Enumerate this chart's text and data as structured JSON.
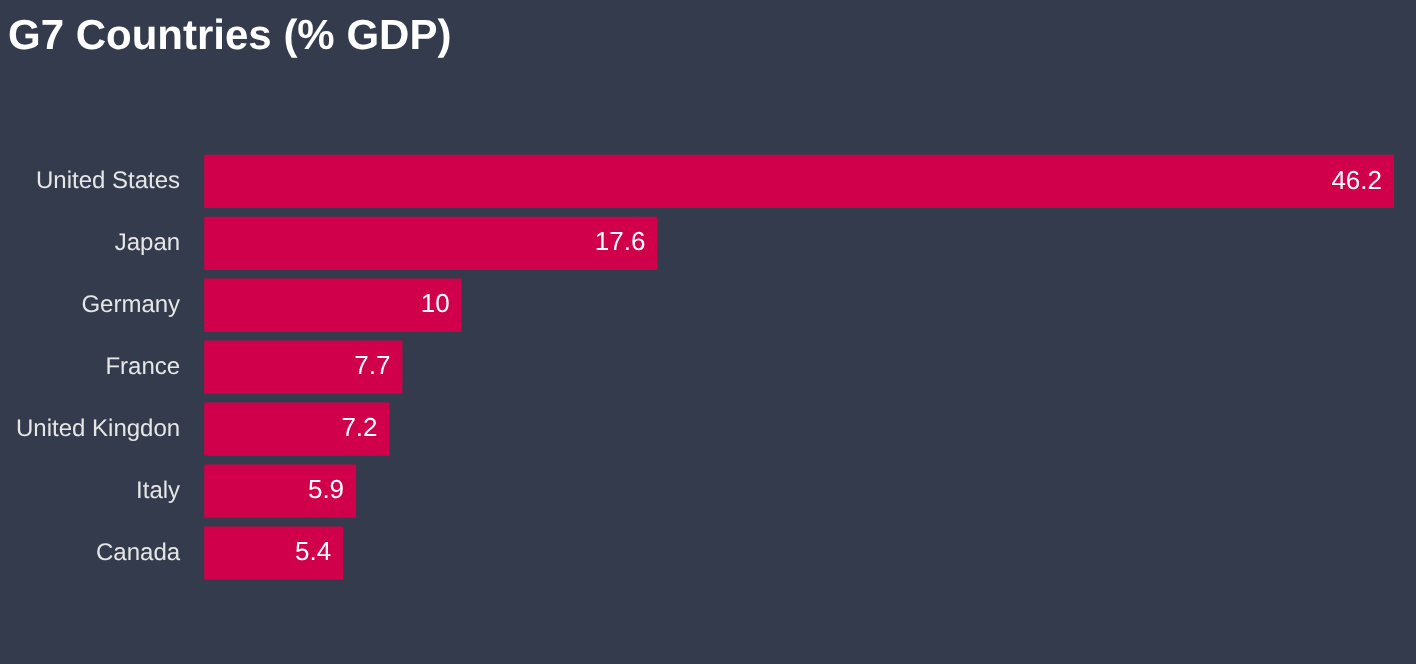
{
  "chart_data": {
    "type": "bar",
    "orientation": "horizontal",
    "title": "G7 Countries (% GDP)",
    "categories": [
      "United States",
      "Japan",
      "Germany",
      "France",
      "United Kingdon",
      "Italy",
      "Canada"
    ],
    "values": [
      46.2,
      17.6,
      10,
      7.7,
      7.2,
      5.9,
      5.4
    ],
    "color": "#d1004b",
    "data_labels": true,
    "legend": false
  }
}
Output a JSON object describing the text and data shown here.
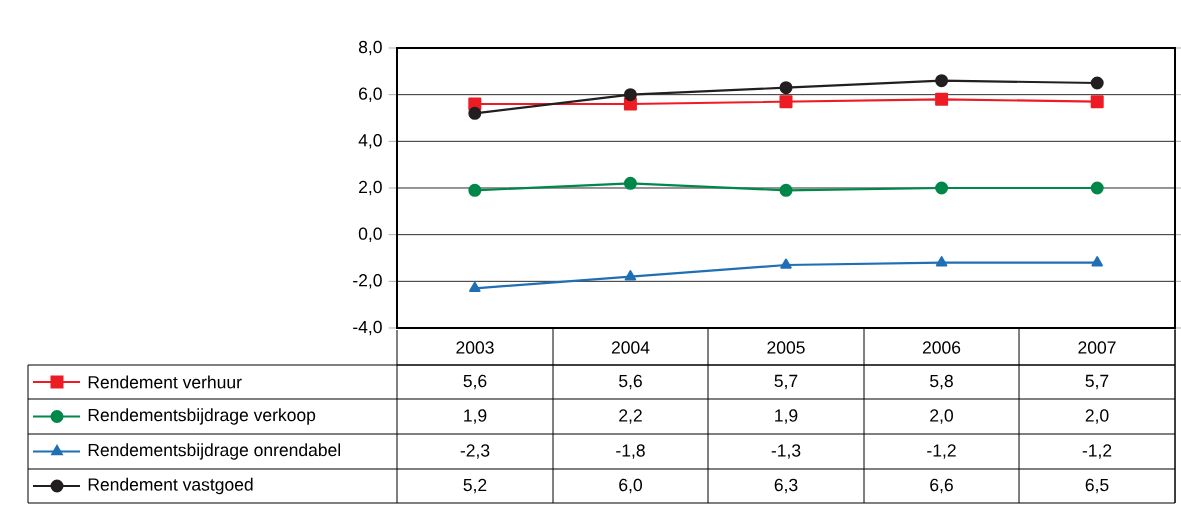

===

Given exercise: Restate the records above in full, word for word. Keep pictures out.

Output below:
Enumerate this chart's text and data as structured JSON.
{
  "chart_data": {
    "type": "bar",
    "orientation": "horizontal",
    "title": "G7 Countries (% GDP)",
    "categories": [
      "United States",
      "Japan",
      "Germany",
      "France",
      "United Kingdon",
      "Italy",
      "Canada"
    ],
    "values": [
      46.2,
      17.6,
      10,
      7.7,
      7.2,
      5.9,
      5.4
    ],
    "color": "#d1004b",
    "data_labels": true,
    "legend": false
  }
}
Output a JSON object describing the text and data shown here.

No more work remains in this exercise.